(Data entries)
=-=-=

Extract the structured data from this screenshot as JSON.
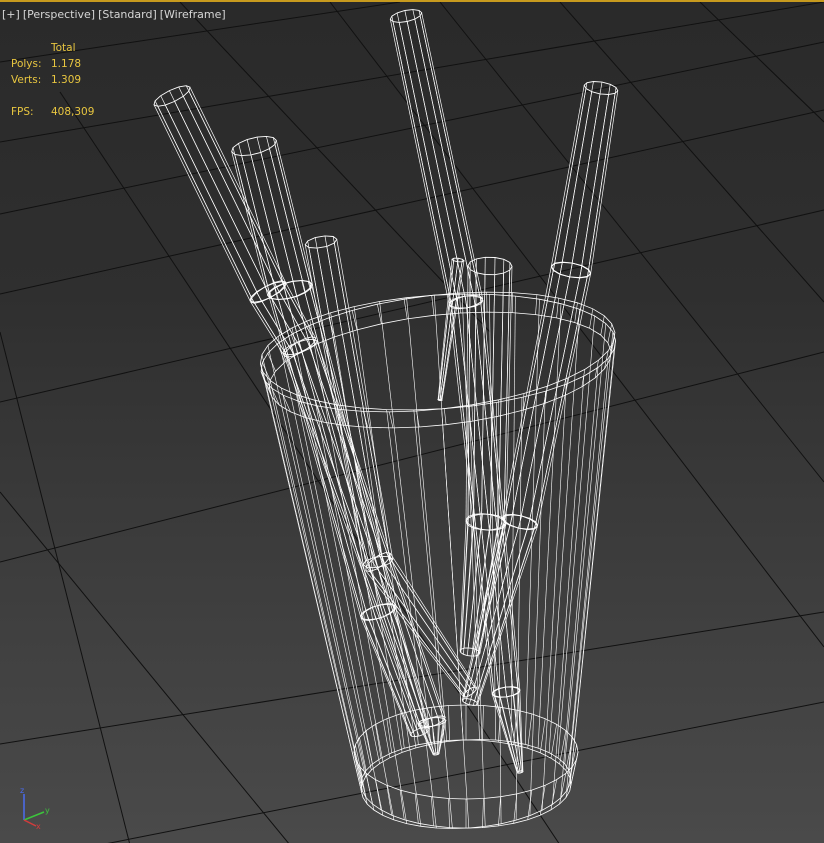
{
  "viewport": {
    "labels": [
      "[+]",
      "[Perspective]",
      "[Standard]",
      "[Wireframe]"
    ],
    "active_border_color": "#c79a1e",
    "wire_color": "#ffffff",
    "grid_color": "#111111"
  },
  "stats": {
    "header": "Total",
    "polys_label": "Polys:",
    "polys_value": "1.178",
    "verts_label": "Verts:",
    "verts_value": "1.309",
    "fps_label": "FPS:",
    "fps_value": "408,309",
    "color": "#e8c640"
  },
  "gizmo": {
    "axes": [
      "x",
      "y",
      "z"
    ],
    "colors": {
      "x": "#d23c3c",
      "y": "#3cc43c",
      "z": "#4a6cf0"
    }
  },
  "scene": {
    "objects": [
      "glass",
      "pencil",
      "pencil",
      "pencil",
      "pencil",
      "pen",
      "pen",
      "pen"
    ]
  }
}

=-=-=

▸ Exercise task:
Write out the material above again, word for word, minus its pictures.

▸ Written response:
Extract the structured data from this screenshot as JSON.
{
  "viewport": {
    "labels": [
      "[+]",
      "[Perspective]",
      "[Standard]",
      "[Wireframe]"
    ],
    "active_border_color": "#c79a1e",
    "wire_color": "#ffffff",
    "grid_color": "#111111"
  },
  "stats": {
    "header": "Total",
    "polys_label": "Polys:",
    "polys_value": "1.178",
    "verts_label": "Verts:",
    "verts_value": "1.309",
    "fps_label": "FPS:",
    "fps_value": "408,309",
    "color": "#e8c640"
  },
  "gizmo": {
    "axes": [
      "x",
      "y",
      "z"
    ],
    "colors": {
      "x": "#d23c3c",
      "y": "#3cc43c",
      "z": "#4a6cf0"
    }
  },
  "scene": {
    "objects": [
      "glass",
      "pencil",
      "pencil",
      "pencil",
      "pencil",
      "pen",
      "pen",
      "pen"
    ]
  }
}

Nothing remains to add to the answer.